■ Input rows
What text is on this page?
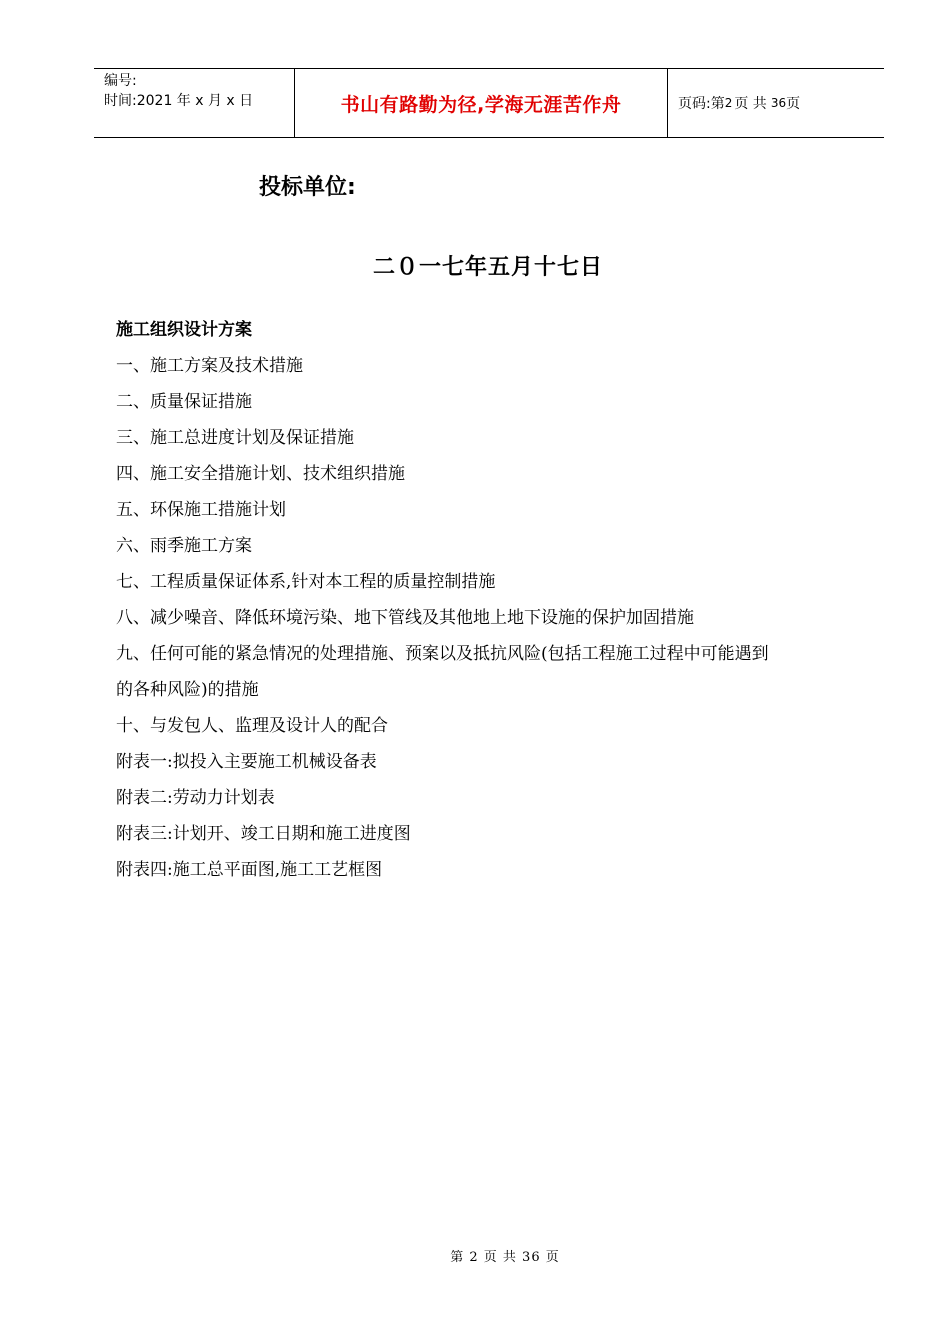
编号:
时间:2021 年 x 月 x 日	书山有路勤为径,学海无涯苦作舟	页码:第 2 页 共 36 页
投标单位:
二０一七年五月十七日

施工组织设计方案

一、施工方案及技术措施
二、质量保证措施
三、施工总进度计划及保证措施
四、施工安全措施计划、技术组织措施
五、环保施工措施计划
六、雨季施工方案
七、工程质量保证体系,针对本工程的质量控制措施
八、减少噪音、降低环境污染、地下管线及其他地上地下设施的保护加固措施
九、任何可能的紧急情况的处理措施、预案以及抵抗风险(包括工程施工过程中可能遇到
的各种风险)的措施
十、与发包人、监理及设计人的配合
附表一:拟投入主要施工机械设备表
附表二:劳动力计划表
附表三:计划开、竣工日期和施工进度图
附表四:施工总平面图,施工工艺框图
第 2 页 共 36 页
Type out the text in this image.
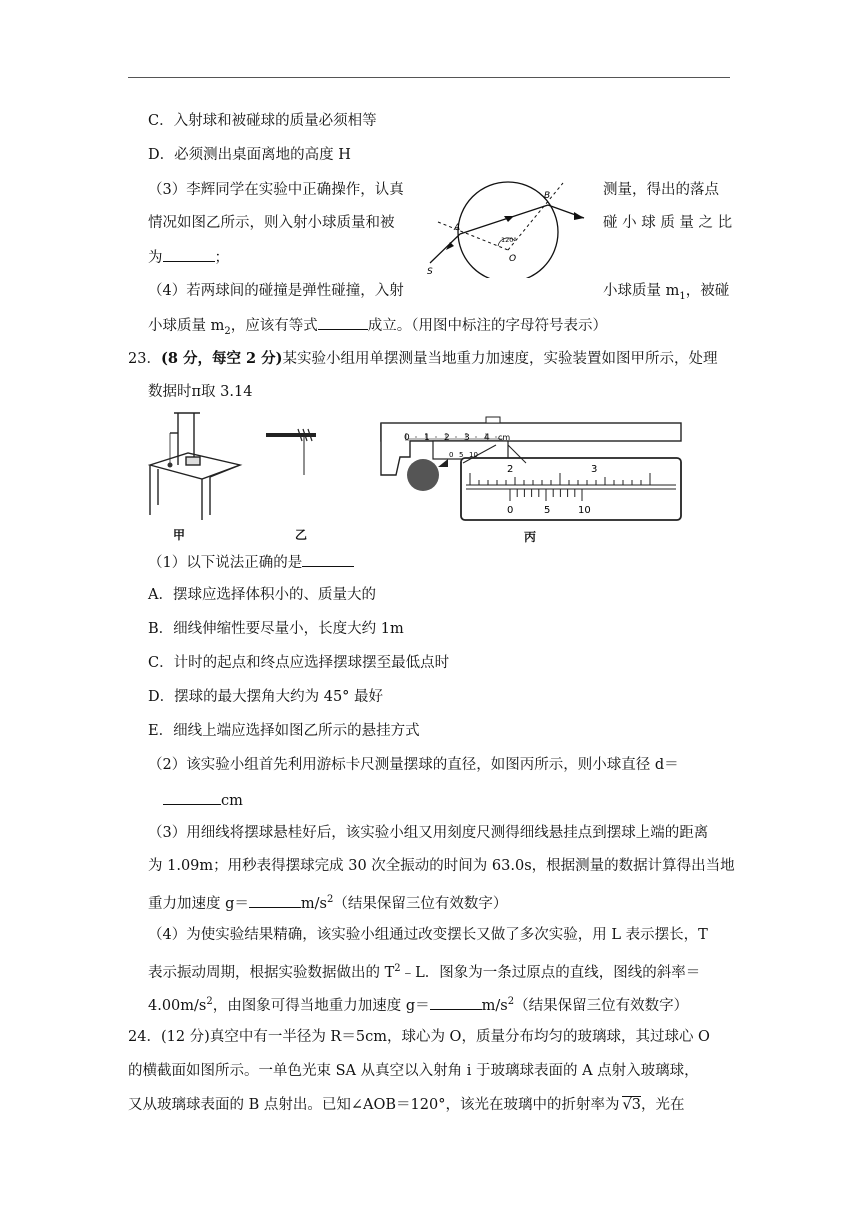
C．入射球和被碰球的质量必须相等
D．必须测出桌面离地的高度 H
（3）李辉同学在实验中正确操作，认真	测量，得出的落点
情况如图乙所示，则入射小球质量和被	碰 小 球 质 量 之 比
为	；
（4）若两球间的碰撞是弹性碰撞，入射	小球质量 $m_1$，被碰
小球质量 $m_2$，应该有等式	成立。（用图中标注的字母符号表示）
S
A
B
O
120°
23．(8 分，每空 2 分)某实验小组用单摆测量当地重力加速度，实验装置如图甲所示，处理
数据时π取 3.14
0 1 2 3 4 cm
0 5 10
2	3
0	5	10
甲	乙	丙
（1）以下说法正确的是
A．摆球应选择体积小的、质量大的
B．细线伸缩性要尽量小，长度大约 1m
C．计时的起点和终点应选择摆球摆至最低点时
D．摆球的最大摆角大约为 45° 最好
E．细线上端应选择如图乙所示的悬挂方式
（2）该实验小组首先利用游标卡尺测量摆球的直径，如图丙所示，则小球直径 d＝
cm
（3）用细线将摆球悬桂好后，该实验小组又用刻度尺测得细线悬挂点到摆球上端的距离
为 1.09m；用秒表得摆球完成 30 次全振动的时间为 63.0s，根据测量的数据计算得出当地
重力加速度 g＝	$m/s^2$（结果保留三位有效数字）
（4）为使实验结果精确，该实验小组通过改变摆长又做了多次实验，用 L 表示摆长，T
表示振动周期，根据实验数据做出的 $T^2﹣L$．图象为一条过原点的直线，图线的斜率＝
$4.00m/s^2$，由图象可得当地重力加速度 g＝	$m/s^2$（结果保留三位有效数字）
24．(12 分)真空中有一半径为 R＝5cm，球心为 O，质量分布均匀的玻璃球，其过球心 O
的横截面如图所示。一单色光束 SA 从真空以入射角 i 于玻璃球表面的 A 点射入玻璃球，
又从玻璃球表面的 B 点射出。已知∠AOB＝120°，该光在玻璃中的折射率为 √3，光在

■ Given request
Repeat the material exactly as it reads, without any of its pictures.

■ Answer below
What text is on this page?
编号:
时间:2021 年 x 月 x 日	书山有路勤为径,学海无涯苦作舟	页码:第 2 页 共 36 页
投标单位:
二０一七年五月十七日

施工组织设计方案

一、施工方案及技术措施
二、质量保证措施
三、施工总进度计划及保证措施
四、施工安全措施计划、技术组织措施
五、环保施工措施计划
六、雨季施工方案
七、工程质量保证体系,针对本工程的质量控制措施
八、减少噪音、降低环境污染、地下管线及其他地上地下设施的保护加固措施
九、任何可能的紧急情况的处理措施、预案以及抵抗风险(包括工程施工过程中可能遇到
的各种风险)的措施
十、与发包人、监理及设计人的配合
附表一:拟投入主要施工机械设备表
附表二:劳动力计划表
附表三:计划开、竣工日期和施工进度图
附表四:施工总平面图,施工工艺框图
第 2 页 共 36 页
Type out the text in this image.
C．入射球和被碰球的质量必须相等
D．必须测出桌面离地的高度 H
（3）李辉同学在实验中正确操作，认真	测量，得出的落点
情况如图乙所示，则入射小球质量和被	碰 小 球 质 量 之 比
为	；
（4）若两球间的碰撞是弹性碰撞，入射	小球质量 $m_1$，被碰
小球质量 $m_2$，应该有等式	成立。（用图中标注的字母符号表示）
S
A
B
O
120°
23．(8 分，每空 2 分)某实验小组用单摆测量当地重力加速度，实验装置如图甲所示，处理
数据时π取 3.14
0 1 2 3 4 cm
0 5 10
2	3
0	5	10
甲	乙	丙
（1）以下说法正确的是
A．摆球应选择体积小的、质量大的
B．细线伸缩性要尽量小，长度大约 1m
C．计时的起点和终点应选择摆球摆至最低点时
D．摆球的最大摆角大约为 45° 最好
E．细线上端应选择如图乙所示的悬挂方式
（2）该实验小组首先利用游标卡尺测量摆球的直径，如图丙所示，则小球直径 d＝
cm
（3）用细线将摆球悬桂好后，该实验小组又用刻度尺测得细线悬挂点到摆球上端的距离
为 1.09m；用秒表得摆球完成 30 次全振动的时间为 63.0s，根据测量的数据计算得出当地
重力加速度 g＝	$m/s^2$（结果保留三位有效数字）
（4）为使实验结果精确，该实验小组通过改变摆长又做了多次实验，用 L 表示摆长，T
表示振动周期，根据实验数据做出的 $T^2﹣L$．图象为一条过原点的直线，图线的斜率＝
$4.00m/s^2$，由图象可得当地重力加速度 g＝	$m/s^2$（结果保留三位有效数字）
24．(12 分)真空中有一半径为 R＝5cm，球心为 O，质量分布均匀的玻璃球，其过球心 O
的横截面如图所示。一单色光束 SA 从真空以入射角 i 于玻璃球表面的 A 点射入玻璃球，
又从玻璃球表面的 B 点射出。已知∠AOB＝120°，该光在玻璃中的折射率为 √3，光在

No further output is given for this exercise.